Data entries:
================================
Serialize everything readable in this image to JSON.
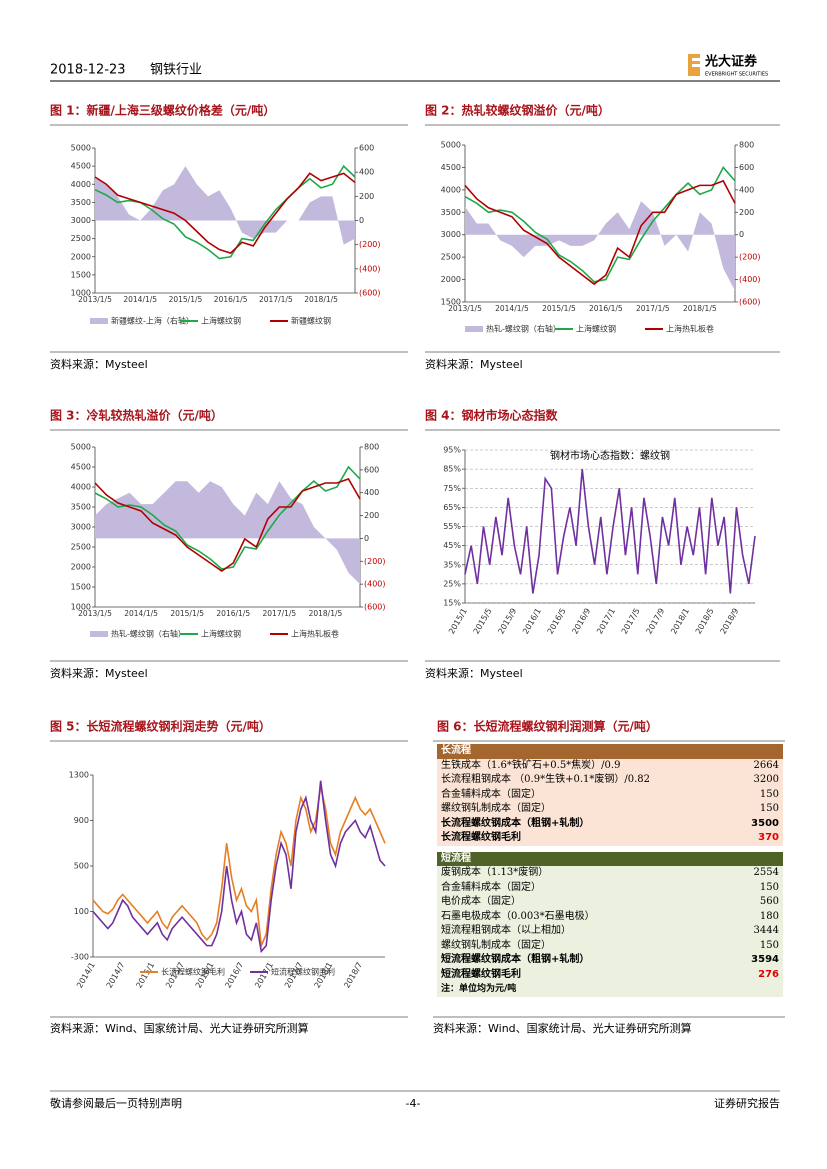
{
  "header": {
    "date": "2018-12-23",
    "industry": "钢铁行业",
    "logo": "光大证券",
    "logo_en": "EVERBRIGHT SECURITIES"
  },
  "chart_data": [
    {
      "type": "line",
      "title": "图 1：新疆/上海三级螺纹价格差（元/吨）",
      "source": "资料来源：Mysteel",
      "categories": [
        "2013/1/5",
        null,
        null,
        null,
        "2014/1/5",
        null,
        null,
        null,
        "2015/1/5",
        null,
        null,
        null,
        "2016/1/5",
        null,
        null,
        null,
        "2017/1/5",
        null,
        null,
        null,
        "2018/1/5",
        null,
        null,
        null
      ],
      "ylim": [
        1000,
        5000
      ],
      "yticks": [
        1000,
        1500,
        2000,
        2500,
        3000,
        3500,
        4000,
        4500,
        5000
      ],
      "y2lim": [
        -600,
        600
      ],
      "y2ticks": [
        {
          "value": -600,
          "label": "(600)"
        },
        {
          "value": -400,
          "label": "(400)"
        },
        {
          "value": -200,
          "label": "(200)"
        },
        0,
        200,
        400,
        600
      ],
      "grid": false,
      "series": [
        {
          "name": "新疆螺纹-上海（右轴）",
          "type": "area",
          "axis": "y2",
          "color": "#c3b9dc",
          "values": [
            350,
            300,
            200,
            50,
            0,
            100,
            250,
            300,
            450,
            300,
            200,
            250,
            100,
            -100,
            -150,
            -100,
            -100,
            0,
            0,
            150,
            200,
            200,
            -200,
            -150
          ]
        },
        {
          "name": "上海螺纹钢",
          "type": "line",
          "color": "#1fa84a",
          "values": [
            3850,
            3700,
            3500,
            3550,
            3500,
            3300,
            3050,
            2900,
            2550,
            2400,
            2200,
            1950,
            2000,
            2500,
            2450,
            2900,
            3300,
            3600,
            3900,
            4150,
            3900,
            4000,
            4500,
            4200
          ]
        },
        {
          "name": "新疆螺纹钢",
          "type": "line",
          "color": "#b00000",
          "values": [
            4200,
            4000,
            3700,
            3600,
            3500,
            3400,
            3300,
            3200,
            3000,
            2700,
            2400,
            2200,
            2100,
            2400,
            2300,
            2800,
            3200,
            3600,
            3900,
            4300,
            4100,
            4200,
            4300,
            4050
          ]
        }
      ]
    },
    {
      "type": "line",
      "title": "图 2：热轧较螺纹钢溢价（元/吨）",
      "source": "资料来源：Mysteel",
      "categories": [
        "2013/1/5",
        null,
        null,
        null,
        "2014/1/5",
        null,
        null,
        null,
        "2015/1/5",
        null,
        null,
        null,
        "2016/1/5",
        null,
        null,
        null,
        "2017/1/5",
        null,
        null,
        null,
        "2018/1/5",
        null,
        null,
        null
      ],
      "ylim": [
        1500,
        5000
      ],
      "yticks": [
        1500,
        2000,
        2500,
        3000,
        3500,
        4000,
        4500,
        5000
      ],
      "y2lim": [
        -600,
        800
      ],
      "y2ticks": [
        {
          "value": -600,
          "label": "(600)"
        },
        {
          "value": -400,
          "label": "(400)"
        },
        {
          "value": -200,
          "label": "(200)"
        },
        0,
        200,
        400,
        600,
        800
      ],
      "grid": false,
      "series": [
        {
          "name": "热轧-螺纹钢（右轴）",
          "type": "area",
          "axis": "y2",
          "color": "#c3b9dc",
          "values": [
            250,
            100,
            100,
            -50,
            -100,
            -200,
            -100,
            -100,
            -50,
            -100,
            -100,
            -50,
            100,
            200,
            50,
            300,
            200,
            -100,
            0,
            -150,
            200,
            100,
            -300,
            -500
          ]
        },
        {
          "name": "上海螺纹钢",
          "type": "line",
          "color": "#1fa84a",
          "values": [
            3850,
            3700,
            3500,
            3550,
            3500,
            3300,
            3050,
            2900,
            2550,
            2400,
            2200,
            1950,
            2000,
            2500,
            2450,
            2900,
            3300,
            3600,
            3900,
            4150,
            3900,
            4000,
            4500,
            4200
          ]
        },
        {
          "name": "上海热轧板卷",
          "type": "line",
          "color": "#b00000",
          "values": [
            4100,
            3800,
            3600,
            3500,
            3400,
            3100,
            2950,
            2800,
            2500,
            2300,
            2100,
            1900,
            2100,
            2700,
            2500,
            3200,
            3500,
            3500,
            3900,
            4000,
            4100,
            4100,
            4200,
            3700
          ]
        }
      ]
    },
    {
      "type": "line",
      "title": "图 3：冷轧较热轧溢价（元/吨）",
      "source": "资料来源：Mysteel",
      "categories": [
        "2013/1/5",
        null,
        null,
        null,
        "2014/1/5",
        null,
        null,
        null,
        "2015/1/5",
        null,
        null,
        null,
        "2016/1/5",
        null,
        null,
        null,
        "2017/1/5",
        null,
        null,
        null,
        "2018/1/5",
        null,
        null,
        null
      ],
      "ylim": [
        1000,
        5000
      ],
      "yticks": [
        1000,
        1500,
        2000,
        2500,
        3000,
        3500,
        4000,
        4500,
        5000
      ],
      "y2lim": [
        -600,
        800
      ],
      "y2ticks": [
        {
          "value": -600,
          "label": "(600)"
        },
        {
          "value": -400,
          "label": "(400)"
        },
        {
          "value": -200,
          "label": "(200)"
        },
        0,
        200,
        400,
        600,
        800
      ],
      "grid": false,
      "series": [
        {
          "name": "热轧-螺纹钢（右轴）",
          "type": "area",
          "axis": "y2",
          "color": "#c3b9dc",
          "values": [
            200,
            300,
            350,
            400,
            300,
            300,
            400,
            500,
            500,
            400,
            500,
            450,
            300,
            200,
            400,
            300,
            500,
            350,
            300,
            100,
            0,
            -100,
            -300,
            -400
          ]
        },
        {
          "name": "上海螺纹钢",
          "type": "line",
          "color": "#1fa84a",
          "values": [
            3850,
            3700,
            3500,
            3550,
            3500,
            3300,
            3050,
            2900,
            2550,
            2400,
            2200,
            1950,
            2000,
            2500,
            2450,
            2900,
            3300,
            3600,
            3900,
            4150,
            3900,
            4000,
            4500,
            4200
          ]
        },
        {
          "name": "上海热轧板卷",
          "type": "line",
          "color": "#b00000",
          "values": [
            4100,
            3800,
            3600,
            3500,
            3400,
            3100,
            2950,
            2800,
            2500,
            2300,
            2100,
            1900,
            2100,
            2700,
            2500,
            3200,
            3500,
            3500,
            3900,
            4000,
            4100,
            4100,
            4200,
            3700
          ]
        }
      ]
    },
    {
      "type": "line",
      "title": "图 4：钢材市场心态指数",
      "source": "资料来源：Mysteel",
      "categories": [
        "2015/1",
        null,
        null,
        null,
        "2015/5",
        null,
        null,
        null,
        "2015/9",
        null,
        null,
        null,
        "2016/1",
        null,
        null,
        null,
        "2016/5",
        null,
        null,
        null,
        "2016/9",
        null,
        null,
        null,
        "2017/1",
        null,
        null,
        null,
        "2017/5",
        null,
        null,
        null,
        "2017/9",
        null,
        null,
        null,
        "2018/1",
        null,
        null,
        null,
        "2018/5",
        null,
        null,
        null,
        "2018/9",
        null,
        null,
        null
      ],
      "ylim": [
        15,
        95
      ],
      "yticks": [
        {
          "value": 15,
          "label": "15%"
        },
        {
          "value": 25,
          "label": "25%"
        },
        {
          "value": 35,
          "label": "35%"
        },
        {
          "value": 45,
          "label": "45%"
        },
        {
          "value": 55,
          "label": "55%"
        },
        {
          "value": 65,
          "label": "65%"
        },
        {
          "value": 75,
          "label": "75%"
        },
        {
          "value": 85,
          "label": "85%"
        },
        {
          "value": 95,
          "label": "95%"
        }
      ],
      "grid": true,
      "series": [
        {
          "name": "钢材市场心态指数：螺纹钢",
          "type": "line",
          "color": "#7030a0",
          "values": [
            30,
            45,
            25,
            55,
            35,
            60,
            40,
            70,
            45,
            30,
            55,
            20,
            40,
            80,
            75,
            30,
            50,
            65,
            45,
            85,
            55,
            35,
            60,
            30,
            55,
            75,
            40,
            65,
            30,
            70,
            50,
            25,
            60,
            45,
            70,
            35,
            55,
            40,
            65,
            30,
            70,
            45,
            60,
            20,
            65,
            40,
            25,
            50
          ]
        }
      ]
    },
    {
      "type": "line",
      "title": "图 5：长短流程螺纹钢利润走势（元/吨）",
      "source": "资料来源：Wind、国家统计局、光大证券研究所测算",
      "categories": [
        "2014/1",
        null,
        null,
        null,
        null,
        null,
        "2014/7",
        null,
        null,
        null,
        null,
        null,
        "2015/1",
        null,
        null,
        null,
        null,
        null,
        "2015/7",
        null,
        null,
        null,
        null,
        null,
        "2016/1",
        null,
        null,
        null,
        null,
        null,
        "2016/7",
        null,
        null,
        null,
        null,
        null,
        "2017/1",
        null,
        null,
        null,
        null,
        null,
        "2017/7",
        null,
        null,
        null,
        null,
        null,
        "2018/1",
        null,
        null,
        null,
        null,
        null,
        "2018/7",
        null,
        null,
        null,
        null,
        null
      ],
      "ylim": [
        -300,
        1300
      ],
      "yticks": [
        -300,
        100,
        500,
        900,
        1300
      ],
      "grid": false,
      "series": [
        {
          "name": "长流程螺纹钢毛利",
          "type": "line",
          "color": "#e67e22",
          "values": [
            200,
            150,
            100,
            80,
            120,
            200,
            250,
            200,
            150,
            100,
            50,
            0,
            50,
            100,
            0,
            -50,
            50,
            100,
            150,
            100,
            50,
            0,
            -100,
            -150,
            -100,
            0,
            300,
            700,
            400,
            200,
            300,
            150,
            100,
            200,
            -200,
            -100,
            300,
            600,
            800,
            700,
            500,
            900,
            1100,
            1000,
            800,
            900,
            1200,
            1000,
            700,
            600,
            800,
            900,
            1000,
            1100,
            1000,
            950,
            1000,
            900,
            800,
            700
          ]
        },
        {
          "name": "短流程螺纹钢毛利",
          "type": "line",
          "color": "#7030a0",
          "values": [
            100,
            50,
            0,
            -50,
            0,
            100,
            200,
            150,
            50,
            0,
            -50,
            -100,
            -50,
            0,
            -100,
            -150,
            -50,
            0,
            50,
            0,
            -50,
            -100,
            -150,
            -200,
            -200,
            -100,
            100,
            500,
            200,
            0,
            100,
            -100,
            -150,
            0,
            -250,
            -200,
            200,
            500,
            700,
            600,
            300,
            800,
            1000,
            1100,
            900,
            800,
            1250,
            900,
            600,
            500,
            700,
            800,
            850,
            900,
            800,
            750,
            850,
            700,
            550,
            500
          ]
        }
      ]
    }
  ],
  "table": {
    "title": "图 6：长短流程螺纹钢利润测算（元/吨）",
    "source": "资料来源：Wind、国家统计局、光大证券研究所测算",
    "sections": [
      {
        "header": "长流程",
        "rows": [
          [
            "生铁成本（1.6*铁矿石+0.5*焦炭）/0.9",
            2664
          ],
          [
            "长流程粗钢成本 （0.9*生铁+0.1*废钢）/0.82",
            3200
          ],
          [
            "合金辅料成本（固定）",
            150
          ],
          [
            "螺纹钢轧制成本（固定）",
            150
          ],
          [
            "长流程螺纹钢成本（粗钢+轧制）",
            3500
          ],
          [
            "长流程螺纹钢毛利",
            370
          ]
        ]
      },
      {
        "header": "短流程",
        "rows": [
          [
            "废钢成本（1.13*废钢）",
            2554
          ],
          [
            "合金辅料成本（固定）",
            150
          ],
          [
            "电价成本（固定）",
            560
          ],
          [
            "石墨电极成本（0.003*石墨电极）",
            180
          ],
          [
            "短流程粗钢成本（以上相加）",
            3444
          ],
          [
            "螺纹钢轧制成本（固定）",
            150
          ],
          [
            "短流程螺纹钢成本（粗钢+轧制）",
            3594
          ],
          [
            "短流程螺纹钢毛利",
            276
          ]
        ]
      }
    ],
    "note": "注：单位均为元/吨"
  },
  "footer": {
    "disclaimer": "敬请参阅最后一页特别声明",
    "page": "-4-",
    "report": "证券研究报告"
  }
}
================================
Goal:
Show each line in the entries that holds the string "国家统计局".

Answer to the exercise:
      "source": "资料来源：Wind、国家统计局、光大证券研究所测算",
    "source": "资料来源：Wind、国家统计局、光大证券研究所测算",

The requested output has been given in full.